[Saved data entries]
◇ ◇ ◇ ◇

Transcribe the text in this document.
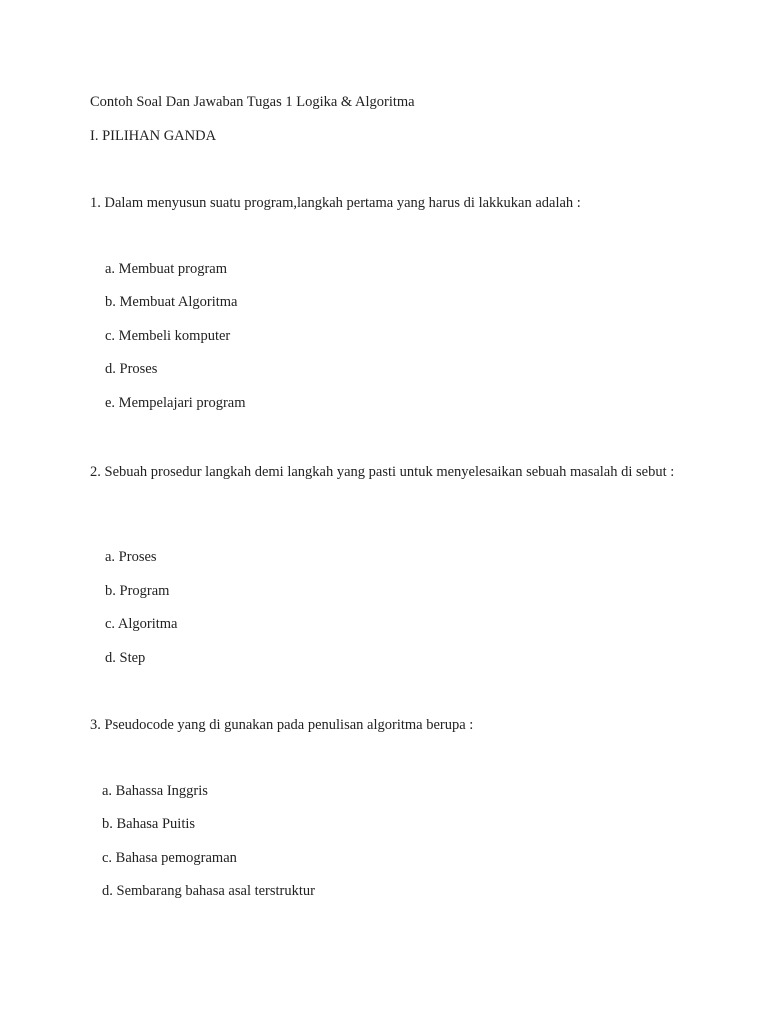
Contoh Soal Dan Jawaban Tugas 1 Logika & Algoritma
I. PILIHAN GANDA
1. Dalam menyusun suatu program,langkah pertama yang harus di lakkukan adalah :
a. Membuat program
b. Membuat Algoritma
c. Membeli komputer
d. Proses
e. Mempelajari program
2. Sebuah prosedur langkah demi langkah yang pasti untuk menyelesaikan sebuah masalah di sebut :
a. Proses
b. Program
c. Algoritma
d. Step
3. Pseudocode yang di gunakan pada penulisan algoritma berupa :
a. Bahassa Inggris
b. Bahasa Puitis
c. Bahasa pemograman
d. Sembarang bahasa asal terstruktur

◇ ◇ ◇ ◇

▶ [Task statement]: Give the material again exactly as it is, but keep the pictures out.

▶ [Task output]:
Transcribe the text in this document.
Contoh Soal Dan Jawaban Tugas 1 Logika & Algoritma
I. PILIHAN GANDA
1. Dalam menyusun suatu program,langkah pertama yang harus di lakkukan adalah :
a. Membuat program
b. Membuat Algoritma
c. Membeli komputer
d. Proses
e. Mempelajari program
2. Sebuah prosedur langkah demi langkah yang pasti untuk menyelesaikan sebuah masalah di sebut :
a. Proses
b. Program
c. Algoritma
d. Step
3. Pseudocode yang di gunakan pada penulisan algoritma berupa :
a. Bahassa Inggris
b. Bahasa Puitis
c. Bahasa pemograman
d. Sembarang bahasa asal terstruktur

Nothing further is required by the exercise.